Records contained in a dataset
# # # #

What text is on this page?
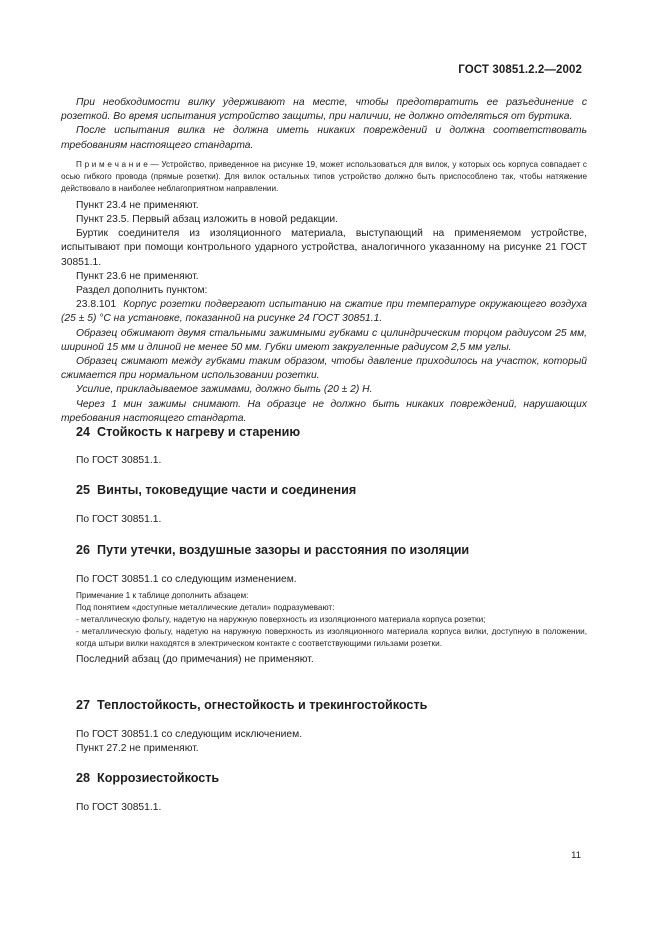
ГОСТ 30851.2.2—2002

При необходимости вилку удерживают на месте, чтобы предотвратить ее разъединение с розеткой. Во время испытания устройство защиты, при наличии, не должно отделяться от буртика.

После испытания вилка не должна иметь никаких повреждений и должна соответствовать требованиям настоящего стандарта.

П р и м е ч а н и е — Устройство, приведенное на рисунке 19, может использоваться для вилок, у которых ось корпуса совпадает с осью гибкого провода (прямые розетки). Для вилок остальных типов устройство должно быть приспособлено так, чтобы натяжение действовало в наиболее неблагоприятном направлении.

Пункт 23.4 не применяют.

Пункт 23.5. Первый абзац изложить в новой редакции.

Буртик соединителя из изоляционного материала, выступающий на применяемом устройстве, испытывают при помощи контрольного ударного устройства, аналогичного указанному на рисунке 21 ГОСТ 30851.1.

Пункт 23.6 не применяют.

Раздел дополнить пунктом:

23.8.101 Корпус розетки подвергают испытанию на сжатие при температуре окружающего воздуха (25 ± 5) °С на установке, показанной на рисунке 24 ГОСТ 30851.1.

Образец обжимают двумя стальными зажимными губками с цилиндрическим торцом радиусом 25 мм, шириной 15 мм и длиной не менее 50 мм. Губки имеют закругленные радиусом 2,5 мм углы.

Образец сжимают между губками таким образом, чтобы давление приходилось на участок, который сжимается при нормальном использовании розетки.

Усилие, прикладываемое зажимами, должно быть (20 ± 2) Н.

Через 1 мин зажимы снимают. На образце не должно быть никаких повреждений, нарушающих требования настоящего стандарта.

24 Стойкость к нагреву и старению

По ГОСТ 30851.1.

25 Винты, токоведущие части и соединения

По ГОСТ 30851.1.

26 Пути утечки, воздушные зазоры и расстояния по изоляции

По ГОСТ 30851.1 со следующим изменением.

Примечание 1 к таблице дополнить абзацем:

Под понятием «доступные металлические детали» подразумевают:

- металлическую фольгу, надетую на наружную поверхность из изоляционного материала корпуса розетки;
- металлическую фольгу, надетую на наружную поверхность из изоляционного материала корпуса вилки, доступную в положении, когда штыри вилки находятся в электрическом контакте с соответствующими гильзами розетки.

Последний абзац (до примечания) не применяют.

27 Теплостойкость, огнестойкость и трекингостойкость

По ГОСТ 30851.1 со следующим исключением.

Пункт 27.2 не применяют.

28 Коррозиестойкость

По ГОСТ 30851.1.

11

# # # #

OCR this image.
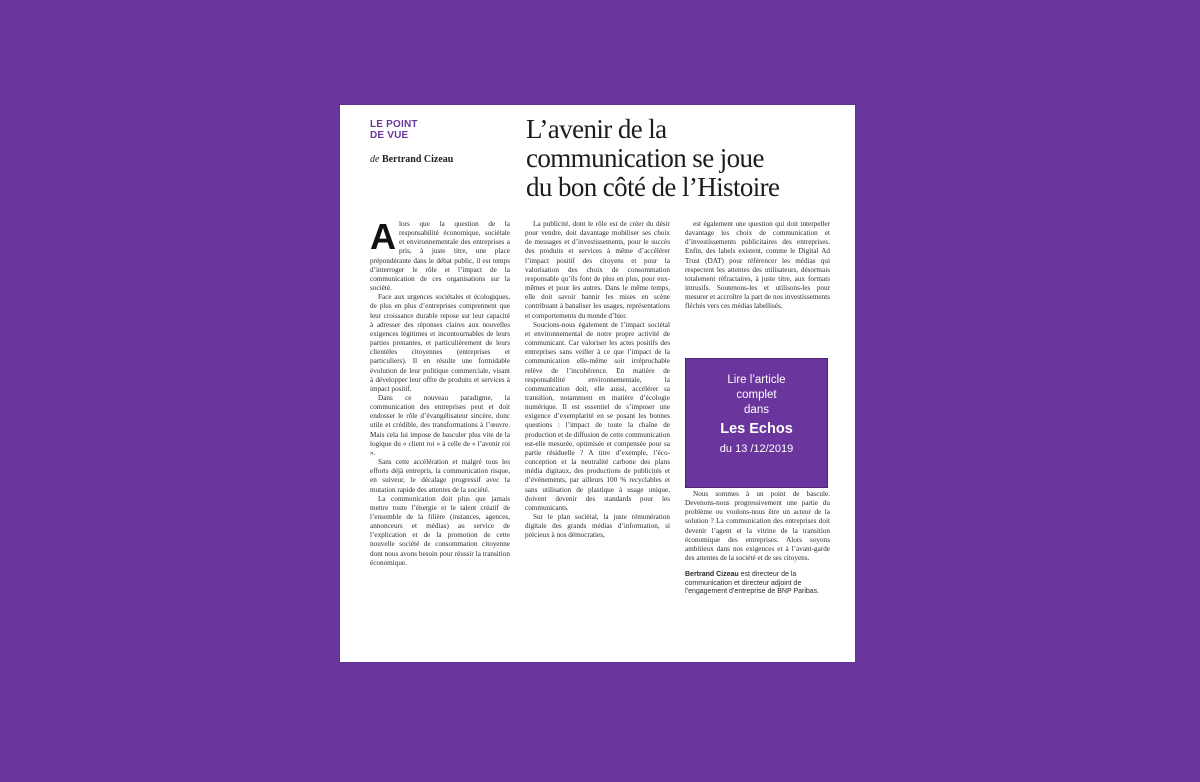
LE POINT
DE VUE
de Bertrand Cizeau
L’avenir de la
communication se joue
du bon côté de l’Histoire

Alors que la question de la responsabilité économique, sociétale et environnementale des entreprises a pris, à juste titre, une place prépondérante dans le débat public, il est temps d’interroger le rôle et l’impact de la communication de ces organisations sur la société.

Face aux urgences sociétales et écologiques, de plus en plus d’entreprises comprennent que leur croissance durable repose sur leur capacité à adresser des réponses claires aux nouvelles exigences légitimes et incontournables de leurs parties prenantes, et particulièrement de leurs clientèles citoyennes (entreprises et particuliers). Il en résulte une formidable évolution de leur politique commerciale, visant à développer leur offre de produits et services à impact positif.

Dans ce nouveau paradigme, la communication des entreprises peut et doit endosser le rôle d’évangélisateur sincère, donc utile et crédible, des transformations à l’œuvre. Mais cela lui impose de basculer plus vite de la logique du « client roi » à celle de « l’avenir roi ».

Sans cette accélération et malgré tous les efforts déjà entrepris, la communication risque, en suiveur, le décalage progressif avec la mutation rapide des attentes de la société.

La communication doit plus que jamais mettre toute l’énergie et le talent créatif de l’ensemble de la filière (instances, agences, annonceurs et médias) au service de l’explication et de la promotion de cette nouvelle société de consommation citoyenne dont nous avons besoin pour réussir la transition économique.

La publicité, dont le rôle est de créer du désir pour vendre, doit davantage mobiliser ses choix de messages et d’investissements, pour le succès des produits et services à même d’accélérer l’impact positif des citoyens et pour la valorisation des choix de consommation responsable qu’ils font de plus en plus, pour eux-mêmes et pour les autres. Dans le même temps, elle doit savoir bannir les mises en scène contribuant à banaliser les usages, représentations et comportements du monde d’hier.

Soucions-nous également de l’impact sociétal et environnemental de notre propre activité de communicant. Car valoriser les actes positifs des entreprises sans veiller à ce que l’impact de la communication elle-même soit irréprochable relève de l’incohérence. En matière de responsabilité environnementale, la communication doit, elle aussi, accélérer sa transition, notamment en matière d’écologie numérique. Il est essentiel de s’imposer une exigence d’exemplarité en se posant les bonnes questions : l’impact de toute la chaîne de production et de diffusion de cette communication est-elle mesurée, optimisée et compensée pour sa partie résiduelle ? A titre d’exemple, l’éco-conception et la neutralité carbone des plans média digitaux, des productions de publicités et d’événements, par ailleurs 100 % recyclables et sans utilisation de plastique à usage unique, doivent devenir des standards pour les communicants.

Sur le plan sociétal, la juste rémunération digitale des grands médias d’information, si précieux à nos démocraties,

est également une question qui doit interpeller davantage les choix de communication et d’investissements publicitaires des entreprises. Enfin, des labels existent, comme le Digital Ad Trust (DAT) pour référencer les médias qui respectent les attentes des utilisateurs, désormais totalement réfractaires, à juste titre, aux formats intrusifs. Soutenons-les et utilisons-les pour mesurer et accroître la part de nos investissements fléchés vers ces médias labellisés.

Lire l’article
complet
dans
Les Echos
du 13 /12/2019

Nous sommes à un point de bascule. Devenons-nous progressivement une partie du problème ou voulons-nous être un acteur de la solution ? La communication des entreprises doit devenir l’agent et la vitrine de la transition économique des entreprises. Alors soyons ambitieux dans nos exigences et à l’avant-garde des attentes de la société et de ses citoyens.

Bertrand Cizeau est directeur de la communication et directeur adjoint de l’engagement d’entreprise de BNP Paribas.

# # # #

- [Exercise brief]:
In the records above, find each line that holds the word "быть"; copy all such lines.

- [Solution for this task]:
П р и м е ч а н и е — Устройство, приведенное на рисунке 19, может использоваться для вилок, у которых ось корпуса совпадает с осью гибкого провода (прямые розетки). Для вилок остальных типов устройство должно быть приспособлено так, чтобы натяжение действовало в наиболее неблагоприятном направлении.
Усилие, прикладываемое зажимами, должно быть (20 ± 2) Н.
Через 1 мин зажимы снимают. На образце не должно быть никаких повреждений, нарушающих требования настоящего стандарта.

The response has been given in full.